Transcribe the listing in full, excluding any pictures.

Exercise data →
* Start *

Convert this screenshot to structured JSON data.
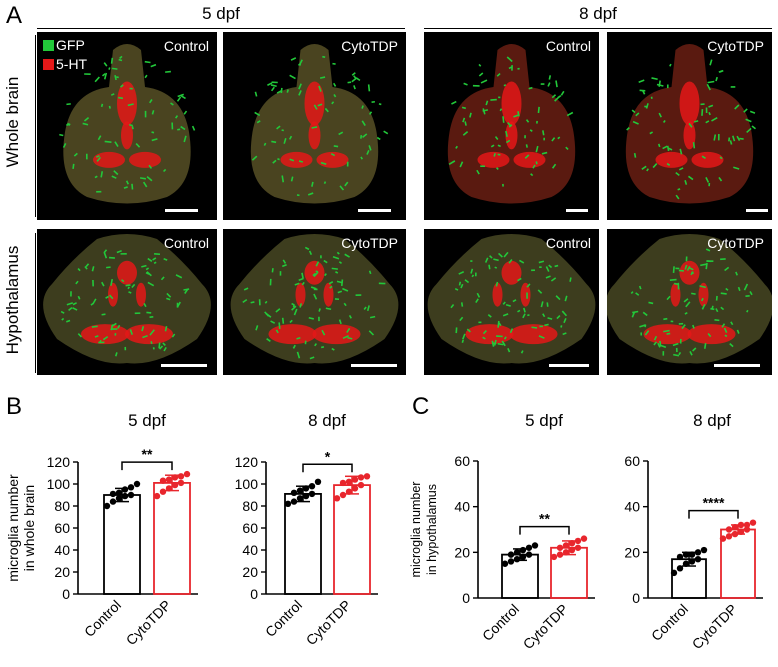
{
  "figure": {
    "panel_a": "A",
    "panel_b": "B",
    "panel_c": "C",
    "groups": [
      "5 dpf",
      "8 dpf"
    ],
    "rows": [
      "Whole brain",
      "Hypothalamus"
    ],
    "legend": [
      {
        "label": "GFP",
        "color": "#22c83a"
      },
      {
        "label": "5-HT",
        "color": "#e41818"
      }
    ],
    "tile_labels": [
      "Control",
      "CytoTDP",
      "Control",
      "CytoTDP"
    ],
    "colors": {
      "control": "#000000",
      "cytotdp": "#e8262d"
    }
  },
  "chart_data": [
    {
      "type": "bar",
      "panel": "B",
      "title": "5 dpf",
      "categories": [
        "Control",
        "CytoTDP"
      ],
      "values": [
        90,
        101
      ],
      "error": [
        6,
        7
      ],
      "points": [
        [
          80,
          84,
          87,
          89,
          90,
          91,
          92,
          95,
          97,
          100
        ],
        [
          89,
          93,
          96,
          99,
          101,
          103,
          104,
          106,
          107,
          109
        ]
      ],
      "ylabel": "microglia number\nin whole brain",
      "ylim": [
        0,
        120
      ],
      "yticks": [
        0,
        20,
        40,
        60,
        80,
        100,
        120
      ],
      "significance": "**",
      "colors": [
        "#000000",
        "#e8262d"
      ]
    },
    {
      "type": "bar",
      "panel": "B",
      "title": "8 dpf",
      "categories": [
        "Control",
        "CytoTDP"
      ],
      "values": [
        91,
        99
      ],
      "error": [
        7,
        8
      ],
      "points": [
        [
          82,
          84,
          87,
          89,
          91,
          92,
          94,
          96,
          98,
          102
        ],
        [
          87,
          90,
          93,
          96,
          99,
          101,
          102,
          104,
          106,
          107
        ]
      ],
      "ylabel": "",
      "ylim": [
        0,
        120
      ],
      "yticks": [
        0,
        20,
        40,
        60,
        80,
        100,
        120
      ],
      "significance": "*",
      "colors": [
        "#000000",
        "#e8262d"
      ]
    },
    {
      "type": "bar",
      "panel": "C",
      "title": "5 dpf",
      "categories": [
        "Control",
        "CytoTDP"
      ],
      "values": [
        19,
        22
      ],
      "error": [
        2.5,
        3
      ],
      "points": [
        [
          15,
          16,
          17,
          18,
          19,
          19,
          20,
          21,
          22,
          23
        ],
        [
          18,
          19,
          20,
          21,
          22,
          22,
          23,
          24,
          25,
          26
        ]
      ],
      "ylabel": "microglia number\nin hypothalamus",
      "ylim": [
        0,
        60
      ],
      "yticks": [
        0,
        20,
        40,
        60
      ],
      "significance": "**",
      "colors": [
        "#000000",
        "#e8262d"
      ]
    },
    {
      "type": "bar",
      "panel": "C",
      "title": "8 dpf",
      "categories": [
        "Control",
        "CytoTDP"
      ],
      "values": [
        17,
        30
      ],
      "error": [
        3,
        2
      ],
      "points": [
        [
          11,
          13,
          15,
          16,
          17,
          18,
          19,
          19,
          20,
          21
        ],
        [
          26,
          27,
          28,
          29,
          30,
          30,
          31,
          32,
          32,
          33
        ]
      ],
      "ylabel": "",
      "ylim": [
        0,
        60
      ],
      "yticks": [
        0,
        20,
        40,
        60
      ],
      "significance": "****",
      "colors": [
        "#000000",
        "#e8262d"
      ]
    }
  ]
}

* End *

Response →
Convert this screenshot to structured JSON data.
{
  "figure": {
    "panel_a": "A",
    "panel_b": "B",
    "panel_c": "C",
    "groups": [
      "5 dpf",
      "8 dpf"
    ],
    "rows": [
      "Whole brain",
      "Hypothalamus"
    ],
    "legend": [
      {
        "label": "GFP",
        "color": "#22c83a"
      },
      {
        "label": "5-HT",
        "color": "#e41818"
      }
    ],
    "tile_labels": [
      "Control",
      "CytoTDP",
      "Control",
      "CytoTDP"
    ],
    "colors": {
      "control": "#000000",
      "cytotdp": "#e8262d"
    }
  },
  "chart_data": [
    {
      "type": "bar",
      "panel": "B",
      "title": "5 dpf",
      "categories": [
        "Control",
        "CytoTDP"
      ],
      "values": [
        90,
        101
      ],
      "error": [
        6,
        7
      ],
      "points": [
        [
          80,
          84,
          87,
          89,
          90,
          91,
          92,
          95,
          97,
          100
        ],
        [
          89,
          93,
          96,
          99,
          101,
          103,
          104,
          106,
          107,
          109
        ]
      ],
      "ylabel": "microglia number\nin whole brain",
      "ylim": [
        0,
        120
      ],
      "yticks": [
        0,
        20,
        40,
        60,
        80,
        100,
        120
      ],
      "significance": "**",
      "colors": [
        "#000000",
        "#e8262d"
      ]
    },
    {
      "type": "bar",
      "panel": "B",
      "title": "8 dpf",
      "categories": [
        "Control",
        "CytoTDP"
      ],
      "values": [
        91,
        99
      ],
      "error": [
        7,
        8
      ],
      "points": [
        [
          82,
          84,
          87,
          89,
          91,
          92,
          94,
          96,
          98,
          102
        ],
        [
          87,
          90,
          93,
          96,
          99,
          101,
          102,
          104,
          106,
          107
        ]
      ],
      "ylabel": "",
      "ylim": [
        0,
        120
      ],
      "yticks": [
        0,
        20,
        40,
        60,
        80,
        100,
        120
      ],
      "significance": "*",
      "colors": [
        "#000000",
        "#e8262d"
      ]
    },
    {
      "type": "bar",
      "panel": "C",
      "title": "5 dpf",
      "categories": [
        "Control",
        "CytoTDP"
      ],
      "values": [
        19,
        22
      ],
      "error": [
        2.5,
        3
      ],
      "points": [
        [
          15,
          16,
          17,
          18,
          19,
          19,
          20,
          21,
          22,
          23
        ],
        [
          18,
          19,
          20,
          21,
          22,
          22,
          23,
          24,
          25,
          26
        ]
      ],
      "ylabel": "microglia number\nin hypothalamus",
      "ylim": [
        0,
        60
      ],
      "yticks": [
        0,
        20,
        40,
        60
      ],
      "significance": "**",
      "colors": [
        "#000000",
        "#e8262d"
      ]
    },
    {
      "type": "bar",
      "panel": "C",
      "title": "8 dpf",
      "categories": [
        "Control",
        "CytoTDP"
      ],
      "values": [
        17,
        30
      ],
      "error": [
        3,
        2
      ],
      "points": [
        [
          11,
          13,
          15,
          16,
          17,
          18,
          19,
          19,
          20,
          21
        ],
        [
          26,
          27,
          28,
          29,
          30,
          30,
          31,
          32,
          32,
          33
        ]
      ],
      "ylabel": "",
      "ylim": [
        0,
        60
      ],
      "yticks": [
        0,
        20,
        40,
        60
      ],
      "significance": "****",
      "colors": [
        "#000000",
        "#e8262d"
      ]
    }
  ]
}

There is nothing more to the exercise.